== Information shown ==
• • • • •

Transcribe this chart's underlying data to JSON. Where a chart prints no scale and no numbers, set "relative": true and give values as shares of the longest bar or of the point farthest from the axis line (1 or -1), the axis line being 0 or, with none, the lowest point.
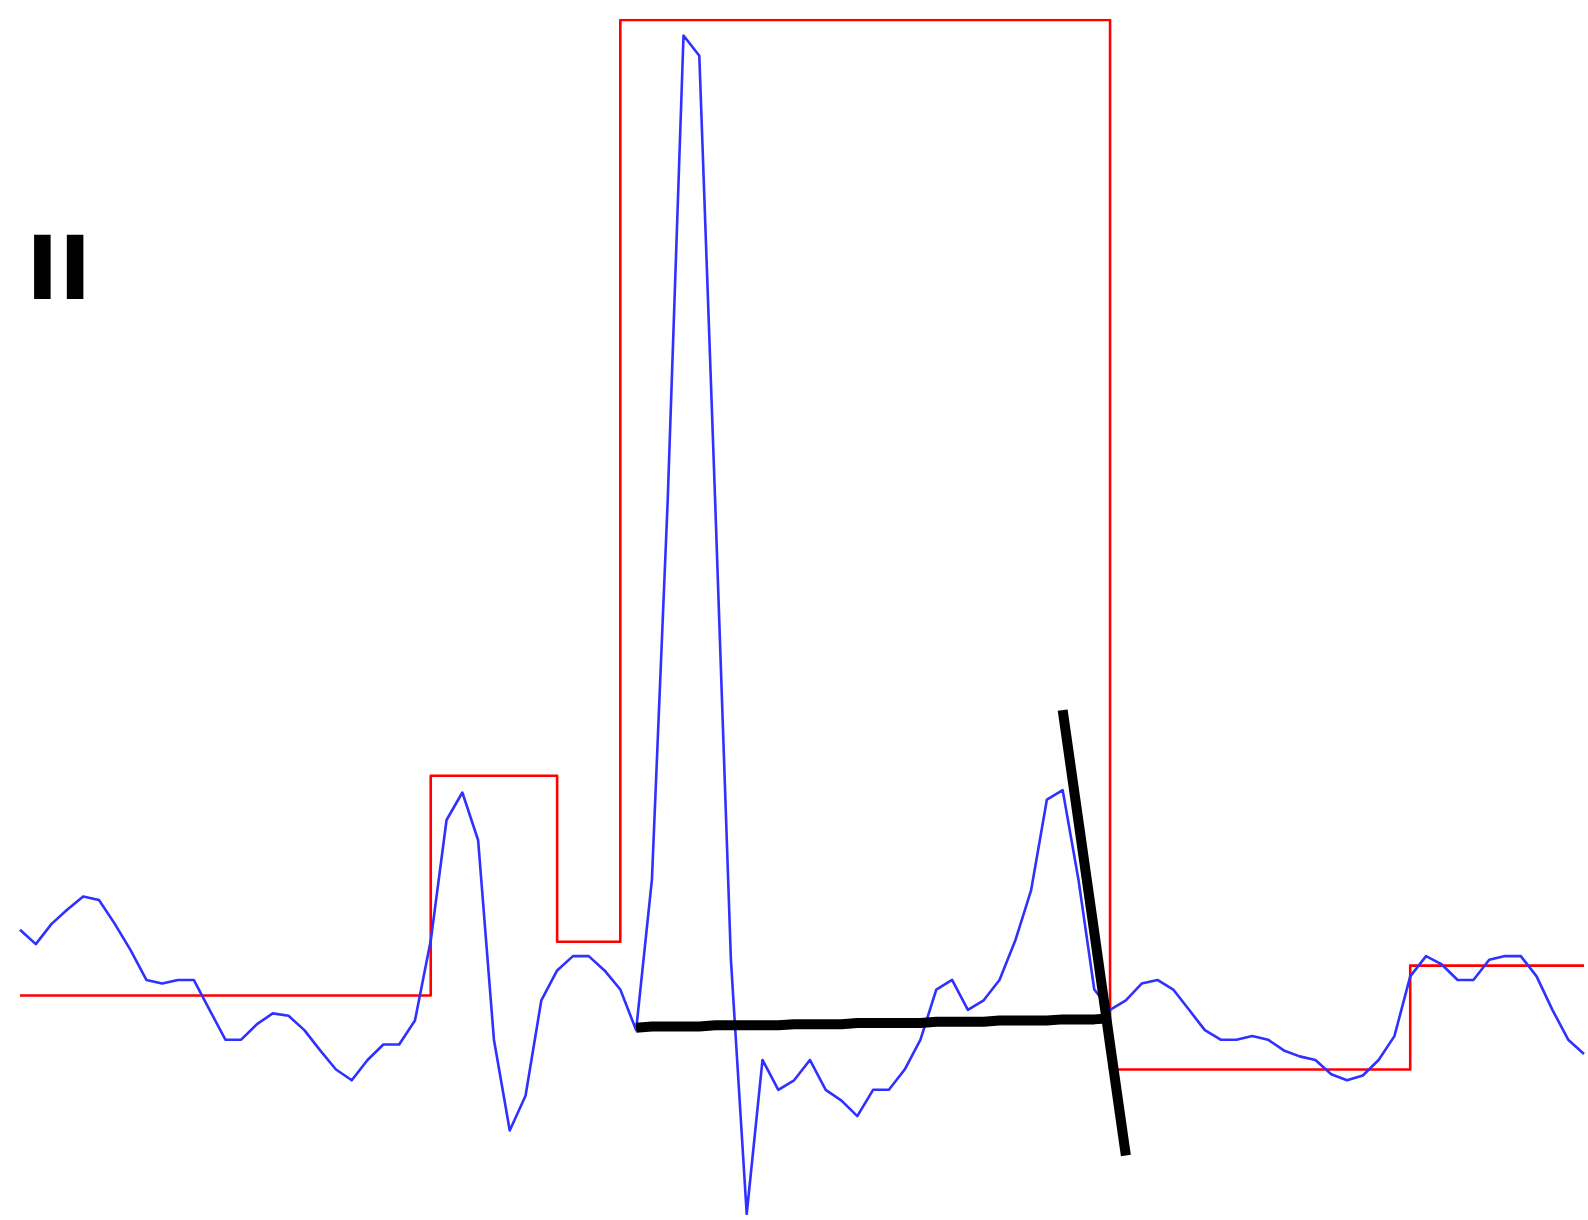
{
  "chart_data": {
    "type": "line",
    "title": "II",
    "relative": true,
    "marker": "none",
    "categories": [
      null,
      null,
      null,
      null,
      null,
      null,
      null,
      null,
      null,
      null,
      null,
      null,
      null,
      null,
      null,
      null,
      null,
      null,
      null,
      null,
      null,
      null,
      null,
      null,
      null,
      null,
      null,
      null,
      null,
      null,
      null,
      null,
      null,
      null,
      null,
      null,
      null,
      null,
      null,
      null,
      null,
      null,
      null,
      null,
      null,
      null,
      null,
      null,
      null,
      null,
      null,
      null,
      null,
      null,
      null,
      null,
      null,
      null,
      null,
      null,
      null,
      null,
      null,
      null,
      null,
      null,
      null,
      null,
      null,
      null,
      null,
      null,
      null,
      null,
      null,
      null,
      null,
      null,
      null,
      null,
      null,
      null,
      null,
      null,
      null,
      null,
      null,
      null,
      null,
      null,
      null,
      null,
      null,
      null,
      null,
      null,
      null,
      null,
      null,
      null
    ],
    "series": [
      {
        "type": "step",
        "color": "#ff0000",
        "values": [
          0.183,
          0.183,
          0.183,
          0.183,
          0.183,
          0.183,
          0.183,
          0.183,
          0.183,
          0.183,
          0.183,
          0.183,
          0.183,
          0.183,
          0.183,
          0.183,
          0.183,
          0.183,
          0.183,
          0.183,
          0.183,
          0.183,
          0.183,
          0.183,
          0.183,
          0.183,
          0.367,
          0.367,
          0.367,
          0.367,
          0.367,
          0.367,
          0.367,
          0.367,
          0.228,
          0.228,
          0.228,
          0.228,
          1,
          1,
          1,
          1,
          1,
          1,
          1,
          1,
          1,
          1,
          1,
          1,
          1,
          1,
          1,
          1,
          1,
          1,
          1,
          1,
          1,
          1,
          1,
          1,
          1,
          1,
          1,
          1,
          1,
          1,
          1,
          0.121,
          0.121,
          0.121,
          0.121,
          0.121,
          0.121,
          0.121,
          0.121,
          0.121,
          0.121,
          0.121,
          0.121,
          0.121,
          0.121,
          0.121,
          0.121,
          0.121,
          0.121,
          0.121,
          0.208,
          0.208,
          0.208,
          0.208,
          0.208,
          0.208,
          0.208,
          0.208,
          0.208,
          0.208,
          0.208,
          0.208
        ]
      },
      {
        "color": "#3030ff",
        "values": [
          0.238,
          0.226,
          0.243,
          0.255,
          0.266,
          0.263,
          0.243,
          0.221,
          0.196,
          0.193,
          0.196,
          0.196,
          0.171,
          0.146,
          0.146,
          0.159,
          0.168,
          0.166,
          0.154,
          0.137,
          0.121,
          0.112,
          0.129,
          0.142,
          0.142,
          0.162,
          0.229,
          0.33,
          0.353,
          0.313,
          0.146,
          0.07,
          0.099,
          0.179,
          0.204,
          0.216,
          0.216,
          0.204,
          0.188,
          0.154,
          0.28,
          0.598,
          0.987,
          0.97,
          0.598,
          0.213,
          0,
          0.129,
          0.104,
          0.112,
          0.129,
          0.104,
          0.095,
          0.082,
          0.104,
          0.104,
          0.121,
          0.146,
          0.188,
          0.196,
          0.171,
          0.179,
          0.196,
          0.229,
          0.271,
          0.347,
          0.355,
          0.28,
          0.188,
          0.171,
          0.179,
          0.193,
          0.196,
          0.188,
          0.171,
          0.154,
          0.146,
          0.146,
          0.149,
          0.146,
          0.137,
          0.132,
          0.129,
          0.117,
          0.112,
          0.116,
          0.129,
          0.149,
          0.199,
          0.216,
          0.209,
          0.196,
          0.196,
          0.213,
          0.216,
          0.216,
          0.199,
          0.171,
          0.146,
          0.134
        ]
      },
      {
        "color": "#000000",
        "values": [
          null,
          null,
          null,
          null,
          null,
          null,
          null,
          null,
          null,
          null,
          null,
          null,
          null,
          null,
          null,
          null,
          null,
          null,
          null,
          null,
          null,
          null,
          null,
          null,
          null,
          null,
          null,
          null,
          null,
          null,
          null,
          null,
          null,
          null,
          null,
          null,
          null,
          null,
          null,
          0.156,
          0.157,
          0.157,
          0.157,
          0.157,
          0.158,
          0.158,
          0.158,
          0.158,
          0.158,
          0.159,
          0.159,
          0.159,
          0.159,
          0.16,
          0.16,
          0.16,
          0.16,
          0.16,
          0.161,
          0.161,
          0.161,
          0.161,
          0.162,
          0.162,
          0.162,
          0.162,
          0.163,
          0.163,
          0.163,
          0.164,
          null,
          null,
          null,
          null,
          null,
          null,
          null,
          null,
          null,
          null,
          null,
          null,
          null,
          null,
          null,
          null,
          null,
          null,
          null,
          null,
          null,
          null,
          null,
          null,
          null,
          null,
          null,
          null,
          null,
          null
        ]
      },
      {
        "color": "#000000",
        "values": [
          null,
          null,
          null,
          null,
          null,
          null,
          null,
          null,
          null,
          null,
          null,
          null,
          null,
          null,
          null,
          null,
          null,
          null,
          null,
          null,
          null,
          null,
          null,
          null,
          null,
          null,
          null,
          null,
          null,
          null,
          null,
          null,
          null,
          null,
          null,
          null,
          null,
          null,
          null,
          null,
          null,
          null,
          null,
          null,
          null,
          null,
          null,
          null,
          null,
          null,
          null,
          null,
          null,
          null,
          null,
          null,
          null,
          null,
          null,
          null,
          null,
          null,
          null,
          null,
          null,
          null,
          0.422,
          0.329,
          0.236,
          0.142,
          0.049,
          null,
          null,
          null,
          null,
          null,
          null,
          null,
          null,
          null,
          null,
          null,
          null,
          null,
          null,
          null,
          null,
          null,
          null,
          null,
          null,
          null,
          null,
          null,
          null,
          null,
          null,
          null,
          null,
          null
        ]
      }
    ]
  }
}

• • • • •

== Short exercise ==
Leave the pictures out and reproduce all of the records exactly.

== Task response ==
Transcribe this chart's underlying data to JSON. Where a chart prints no scale and no numbers, set "relative": true and give values as shares of the longest bar or of the point farthest from the axis line (1 or -1), the axis line being 0 or, with none, the lowest point.
{
  "chart_data": {
    "type": "line",
    "title": "II",
    "relative": true,
    "marker": "none",
    "categories": [
      null,
      null,
      null,
      null,
      null,
      null,
      null,
      null,
      null,
      null,
      null,
      null,
      null,
      null,
      null,
      null,
      null,
      null,
      null,
      null,
      null,
      null,
      null,
      null,
      null,
      null,
      null,
      null,
      null,
      null,
      null,
      null,
      null,
      null,
      null,
      null,
      null,
      null,
      null,
      null,
      null,
      null,
      null,
      null,
      null,
      null,
      null,
      null,
      null,
      null,
      null,
      null,
      null,
      null,
      null,
      null,
      null,
      null,
      null,
      null,
      null,
      null,
      null,
      null,
      null,
      null,
      null,
      null,
      null,
      null,
      null,
      null,
      null,
      null,
      null,
      null,
      null,
      null,
      null,
      null,
      null,
      null,
      null,
      null,
      null,
      null,
      null,
      null,
      null,
      null,
      null,
      null,
      null,
      null,
      null,
      null,
      null,
      null,
      null,
      null
    ],
    "series": [
      {
        "type": "step",
        "color": "#ff0000",
        "values": [
          0.183,
          0.183,
          0.183,
          0.183,
          0.183,
          0.183,
          0.183,
          0.183,
          0.183,
          0.183,
          0.183,
          0.183,
          0.183,
          0.183,
          0.183,
          0.183,
          0.183,
          0.183,
          0.183,
          0.183,
          0.183,
          0.183,
          0.183,
          0.183,
          0.183,
          0.183,
          0.367,
          0.367,
          0.367,
          0.367,
          0.367,
          0.367,
          0.367,
          0.367,
          0.228,
          0.228,
          0.228,
          0.228,
          1,
          1,
          1,
          1,
          1,
          1,
          1,
          1,
          1,
          1,
          1,
          1,
          1,
          1,
          1,
          1,
          1,
          1,
          1,
          1,
          1,
          1,
          1,
          1,
          1,
          1,
          1,
          1,
          1,
          1,
          1,
          0.121,
          0.121,
          0.121,
          0.121,
          0.121,
          0.121,
          0.121,
          0.121,
          0.121,
          0.121,
          0.121,
          0.121,
          0.121,
          0.121,
          0.121,
          0.121,
          0.121,
          0.121,
          0.121,
          0.208,
          0.208,
          0.208,
          0.208,
          0.208,
          0.208,
          0.208,
          0.208,
          0.208,
          0.208,
          0.208,
          0.208
        ]
      },
      {
        "color": "#3030ff",
        "values": [
          0.238,
          0.226,
          0.243,
          0.255,
          0.266,
          0.263,
          0.243,
          0.221,
          0.196,
          0.193,
          0.196,
          0.196,
          0.171,
          0.146,
          0.146,
          0.159,
          0.168,
          0.166,
          0.154,
          0.137,
          0.121,
          0.112,
          0.129,
          0.142,
          0.142,
          0.162,
          0.229,
          0.33,
          0.353,
          0.313,
          0.146,
          0.07,
          0.099,
          0.179,
          0.204,
          0.216,
          0.216,
          0.204,
          0.188,
          0.154,
          0.28,
          0.598,
          0.987,
          0.97,
          0.598,
          0.213,
          0,
          0.129,
          0.104,
          0.112,
          0.129,
          0.104,
          0.095,
          0.082,
          0.104,
          0.104,
          0.121,
          0.146,
          0.188,
          0.196,
          0.171,
          0.179,
          0.196,
          0.229,
          0.271,
          0.347,
          0.355,
          0.28,
          0.188,
          0.171,
          0.179,
          0.193,
          0.196,
          0.188,
          0.171,
          0.154,
          0.146,
          0.146,
          0.149,
          0.146,
          0.137,
          0.132,
          0.129,
          0.117,
          0.112,
          0.116,
          0.129,
          0.149,
          0.199,
          0.216,
          0.209,
          0.196,
          0.196,
          0.213,
          0.216,
          0.216,
          0.199,
          0.171,
          0.146,
          0.134
        ]
      },
      {
        "color": "#000000",
        "values": [
          null,
          null,
          null,
          null,
          null,
          null,
          null,
          null,
          null,
          null,
          null,
          null,
          null,
          null,
          null,
          null,
          null,
          null,
          null,
          null,
          null,
          null,
          null,
          null,
          null,
          null,
          null,
          null,
          null,
          null,
          null,
          null,
          null,
          null,
          null,
          null,
          null,
          null,
          null,
          0.156,
          0.157,
          0.157,
          0.157,
          0.157,
          0.158,
          0.158,
          0.158,
          0.158,
          0.158,
          0.159,
          0.159,
          0.159,
          0.159,
          0.16,
          0.16,
          0.16,
          0.16,
          0.16,
          0.161,
          0.161,
          0.161,
          0.161,
          0.162,
          0.162,
          0.162,
          0.162,
          0.163,
          0.163,
          0.163,
          0.164,
          null,
          null,
          null,
          null,
          null,
          null,
          null,
          null,
          null,
          null,
          null,
          null,
          null,
          null,
          null,
          null,
          null,
          null,
          null,
          null,
          null,
          null,
          null,
          null,
          null,
          null,
          null,
          null,
          null,
          null
        ]
      },
      {
        "color": "#000000",
        "values": [
          null,
          null,
          null,
          null,
          null,
          null,
          null,
          null,
          null,
          null,
          null,
          null,
          null,
          null,
          null,
          null,
          null,
          null,
          null,
          null,
          null,
          null,
          null,
          null,
          null,
          null,
          null,
          null,
          null,
          null,
          null,
          null,
          null,
          null,
          null,
          null,
          null,
          null,
          null,
          null,
          null,
          null,
          null,
          null,
          null,
          null,
          null,
          null,
          null,
          null,
          null,
          null,
          null,
          null,
          null,
          null,
          null,
          null,
          null,
          null,
          null,
          null,
          null,
          null,
          null,
          null,
          0.422,
          0.329,
          0.236,
          0.142,
          0.049,
          null,
          null,
          null,
          null,
          null,
          null,
          null,
          null,
          null,
          null,
          null,
          null,
          null,
          null,
          null,
          null,
          null,
          null,
          null,
          null,
          null,
          null,
          null,
          null,
          null,
          null,
          null,
          null,
          null
        ]
      }
    ]
  }
}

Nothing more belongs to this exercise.